◆ TO BE DONE
All material below is to be reproduced exactly.

◆ EXTRACTED RECORDS
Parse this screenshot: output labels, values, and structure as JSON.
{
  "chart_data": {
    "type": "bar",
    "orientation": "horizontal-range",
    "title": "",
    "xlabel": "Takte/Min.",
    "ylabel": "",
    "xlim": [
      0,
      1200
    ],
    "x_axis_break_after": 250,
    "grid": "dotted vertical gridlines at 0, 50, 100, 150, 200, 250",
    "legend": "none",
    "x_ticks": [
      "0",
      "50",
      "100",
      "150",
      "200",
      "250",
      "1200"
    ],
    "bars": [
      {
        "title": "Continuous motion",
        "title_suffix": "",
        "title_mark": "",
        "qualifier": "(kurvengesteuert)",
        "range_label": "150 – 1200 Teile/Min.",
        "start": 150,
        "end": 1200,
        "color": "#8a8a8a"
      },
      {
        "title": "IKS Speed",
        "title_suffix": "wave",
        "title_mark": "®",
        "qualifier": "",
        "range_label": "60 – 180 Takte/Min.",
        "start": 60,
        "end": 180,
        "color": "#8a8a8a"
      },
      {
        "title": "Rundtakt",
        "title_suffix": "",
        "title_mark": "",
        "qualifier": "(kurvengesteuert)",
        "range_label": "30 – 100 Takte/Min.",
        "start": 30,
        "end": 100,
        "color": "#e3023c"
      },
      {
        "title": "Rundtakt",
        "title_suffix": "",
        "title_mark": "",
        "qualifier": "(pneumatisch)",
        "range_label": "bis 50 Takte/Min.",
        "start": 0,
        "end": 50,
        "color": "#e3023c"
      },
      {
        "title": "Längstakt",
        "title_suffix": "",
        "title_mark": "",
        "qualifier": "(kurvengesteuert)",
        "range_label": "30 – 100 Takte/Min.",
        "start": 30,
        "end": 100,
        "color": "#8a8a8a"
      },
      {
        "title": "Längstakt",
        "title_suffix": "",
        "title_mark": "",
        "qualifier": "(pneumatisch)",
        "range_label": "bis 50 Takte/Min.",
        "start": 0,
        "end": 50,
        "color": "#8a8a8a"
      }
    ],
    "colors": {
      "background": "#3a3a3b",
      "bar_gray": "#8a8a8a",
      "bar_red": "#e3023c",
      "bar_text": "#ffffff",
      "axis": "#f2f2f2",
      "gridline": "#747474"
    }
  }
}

◆ EXPECTED OUTPUT
Parse this screenshot: output labels, values, and structure as JSON.
{
  "chart_data": {
    "type": "bar",
    "orientation": "horizontal-range",
    "title": "",
    "xlabel": "Takte/Min.",
    "ylabel": "",
    "xlim": [
      0,
      1200
    ],
    "x_axis_break_after": 250,
    "grid": "dotted vertical gridlines at 0, 50, 100, 150, 200, 250",
    "legend": "none",
    "x_ticks": [
      "0",
      "50",
      "100",
      "150",
      "200",
      "250",
      "1200"
    ],
    "bars": [
      {
        "title": "Continuous motion",
        "title_suffix": "",
        "title_mark": "",
        "qualifier": "(kurvengesteuert)",
        "range_label": "150 – 1200 Teile/Min.",
        "start": 150,
        "end": 1200,
        "color": "#8a8a8a"
      },
      {
        "title": "IKS Speed",
        "title_suffix": "wave",
        "title_mark": "®",
        "qualifier": "",
        "range_label": "60 – 180 Takte/Min.",
        "start": 60,
        "end": 180,
        "color": "#8a8a8a"
      },
      {
        "title": "Rundtakt",
        "title_suffix": "",
        "title_mark": "",
        "qualifier": "(kurvengesteuert)",
        "range_label": "30 – 100 Takte/Min.",
        "start": 30,
        "end": 100,
        "color": "#e3023c"
      },
      {
        "title": "Rundtakt",
        "title_suffix": "",
        "title_mark": "",
        "qualifier": "(pneumatisch)",
        "range_label": "bis 50 Takte/Min.",
        "start": 0,
        "end": 50,
        "color": "#e3023c"
      },
      {
        "title": "Längstakt",
        "title_suffix": "",
        "title_mark": "",
        "qualifier": "(kurvengesteuert)",
        "range_label": "30 – 100 Takte/Min.",
        "start": 30,
        "end": 100,
        "color": "#8a8a8a"
      },
      {
        "title": "Längstakt",
        "title_suffix": "",
        "title_mark": "",
        "qualifier": "(pneumatisch)",
        "range_label": "bis 50 Takte/Min.",
        "start": 0,
        "end": 50,
        "color": "#8a8a8a"
      }
    ],
    "colors": {
      "background": "#3a3a3b",
      "bar_gray": "#8a8a8a",
      "bar_red": "#e3023c",
      "bar_text": "#ffffff",
      "axis": "#f2f2f2",
      "gridline": "#747474"
    }
  }
}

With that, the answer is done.